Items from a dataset

-----

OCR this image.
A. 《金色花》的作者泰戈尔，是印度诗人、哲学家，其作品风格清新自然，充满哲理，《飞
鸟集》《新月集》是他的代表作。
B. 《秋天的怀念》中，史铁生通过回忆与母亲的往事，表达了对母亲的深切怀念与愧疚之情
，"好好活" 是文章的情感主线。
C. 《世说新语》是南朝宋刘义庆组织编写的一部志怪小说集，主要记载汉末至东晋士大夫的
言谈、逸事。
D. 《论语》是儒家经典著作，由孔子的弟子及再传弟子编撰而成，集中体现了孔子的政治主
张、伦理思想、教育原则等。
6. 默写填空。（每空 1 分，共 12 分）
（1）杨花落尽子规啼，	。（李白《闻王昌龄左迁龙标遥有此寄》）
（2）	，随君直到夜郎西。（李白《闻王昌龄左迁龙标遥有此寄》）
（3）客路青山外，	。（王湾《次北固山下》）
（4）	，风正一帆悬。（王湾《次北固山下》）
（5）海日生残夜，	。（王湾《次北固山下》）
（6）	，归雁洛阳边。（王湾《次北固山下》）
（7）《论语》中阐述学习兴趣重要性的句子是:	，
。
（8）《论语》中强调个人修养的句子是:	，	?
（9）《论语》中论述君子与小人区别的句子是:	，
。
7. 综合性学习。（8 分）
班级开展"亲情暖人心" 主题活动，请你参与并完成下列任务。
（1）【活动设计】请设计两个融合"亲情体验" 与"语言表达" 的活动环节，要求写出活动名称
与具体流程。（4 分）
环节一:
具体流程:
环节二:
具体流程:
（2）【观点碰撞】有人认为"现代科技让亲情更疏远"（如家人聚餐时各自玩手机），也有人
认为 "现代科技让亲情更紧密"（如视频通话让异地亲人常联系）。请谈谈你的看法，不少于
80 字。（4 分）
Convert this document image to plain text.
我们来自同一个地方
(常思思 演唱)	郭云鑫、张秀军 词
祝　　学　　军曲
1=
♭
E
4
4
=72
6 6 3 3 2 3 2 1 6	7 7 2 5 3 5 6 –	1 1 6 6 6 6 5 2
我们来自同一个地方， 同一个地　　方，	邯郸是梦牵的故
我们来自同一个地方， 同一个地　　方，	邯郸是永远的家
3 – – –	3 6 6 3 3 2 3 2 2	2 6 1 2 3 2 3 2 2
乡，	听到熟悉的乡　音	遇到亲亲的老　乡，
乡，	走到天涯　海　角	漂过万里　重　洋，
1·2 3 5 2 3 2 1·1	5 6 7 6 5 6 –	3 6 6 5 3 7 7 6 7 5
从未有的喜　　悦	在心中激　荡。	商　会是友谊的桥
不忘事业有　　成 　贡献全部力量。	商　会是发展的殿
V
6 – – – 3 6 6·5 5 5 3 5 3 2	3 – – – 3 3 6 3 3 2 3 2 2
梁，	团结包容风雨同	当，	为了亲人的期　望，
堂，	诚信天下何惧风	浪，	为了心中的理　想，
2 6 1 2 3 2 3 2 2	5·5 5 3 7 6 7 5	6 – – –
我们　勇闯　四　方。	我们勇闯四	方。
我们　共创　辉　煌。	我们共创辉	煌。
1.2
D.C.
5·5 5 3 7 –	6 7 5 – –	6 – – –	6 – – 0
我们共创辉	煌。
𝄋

-----

* [Problem description] Word for word, extract all the records.

* [Reply]
OCR this image.
A. 《金色花》的作者泰戈尔，是印度诗人、哲学家，其作品风格清新自然，充满哲理，《飞
鸟集》《新月集》是他的代表作。
B. 《秋天的怀念》中，史铁生通过回忆与母亲的往事，表达了对母亲的深切怀念与愧疚之情
，"好好活" 是文章的情感主线。
C. 《世说新语》是南朝宋刘义庆组织编写的一部志怪小说集，主要记载汉末至东晋士大夫的
言谈、逸事。
D. 《论语》是儒家经典著作，由孔子的弟子及再传弟子编撰而成，集中体现了孔子的政治主
张、伦理思想、教育原则等。
6. 默写填空。（每空 1 分，共 12 分）
（1）杨花落尽子规啼，	。（李白《闻王昌龄左迁龙标遥有此寄》）
（2）	，随君直到夜郎西。（李白《闻王昌龄左迁龙标遥有此寄》）
（3）客路青山外，	。（王湾《次北固山下》）
（4）	，风正一帆悬。（王湾《次北固山下》）
（5）海日生残夜，	。（王湾《次北固山下》）
（6）	，归雁洛阳边。（王湾《次北固山下》）
（7）《论语》中阐述学习兴趣重要性的句子是:	，
。
（8）《论语》中强调个人修养的句子是:	，	?
（9）《论语》中论述君子与小人区别的句子是:	，
。
7. 综合性学习。（8 分）
班级开展"亲情暖人心" 主题活动，请你参与并完成下列任务。
（1）【活动设计】请设计两个融合"亲情体验" 与"语言表达" 的活动环节，要求写出活动名称
与具体流程。（4 分）
环节一:
具体流程:
环节二:
具体流程:
（2）【观点碰撞】有人认为"现代科技让亲情更疏远"（如家人聚餐时各自玩手机），也有人
认为 "现代科技让亲情更紧密"（如视频通话让异地亲人常联系）。请谈谈你的看法，不少于
80 字。（4 分）
Convert this document image to plain text.
我们来自同一个地方
(常思思 演唱)	郭云鑫、张秀军 词
祝　　学　　军曲
1=
♭
E
4
4
=72
6 6 3 3 2 3 2 1 6	7 7 2 5 3 5 6 –	1 1 6 6 6 6 5 2
我们来自同一个地方， 同一个地　　方，	邯郸是梦牵的故
我们来自同一个地方， 同一个地　　方，	邯郸是永远的家
3 – – –	3 6 6 3 3 2 3 2 2	2 6 1 2 3 2 3 2 2
乡，	听到熟悉的乡　音	遇到亲亲的老　乡，
乡，	走到天涯　海　角	漂过万里　重　洋，
1·2 3 5 2 3 2 1·1	5 6 7 6 5 6 –	3 6 6 5 3 7 7 6 7 5
从未有的喜　　悦	在心中激　荡。	商　会是友谊的桥
不忘事业有　　成 　贡献全部力量。	商　会是发展的殿
V
6 – – – 3 6 6·5 5 5 3 5 3 2	3 – – – 3 3 6 3 3 2 3 2 2
梁，	团结包容风雨同	当，	为了亲人的期　望，
堂，	诚信天下何惧风	浪，	为了心中的理　想，
2 6 1 2 3 2 3 2 2	5·5 5 3 7 6 7 5	6 – – –
我们　勇闯　四　方。	我们勇闯四	方。
我们　共创　辉　煌。	我们共创辉	煌。
1.2
D.C.
5·5 5 3 7 –	6 7 5 – –	6 – – –	6 – – 0
我们共创辉	煌。
𝄋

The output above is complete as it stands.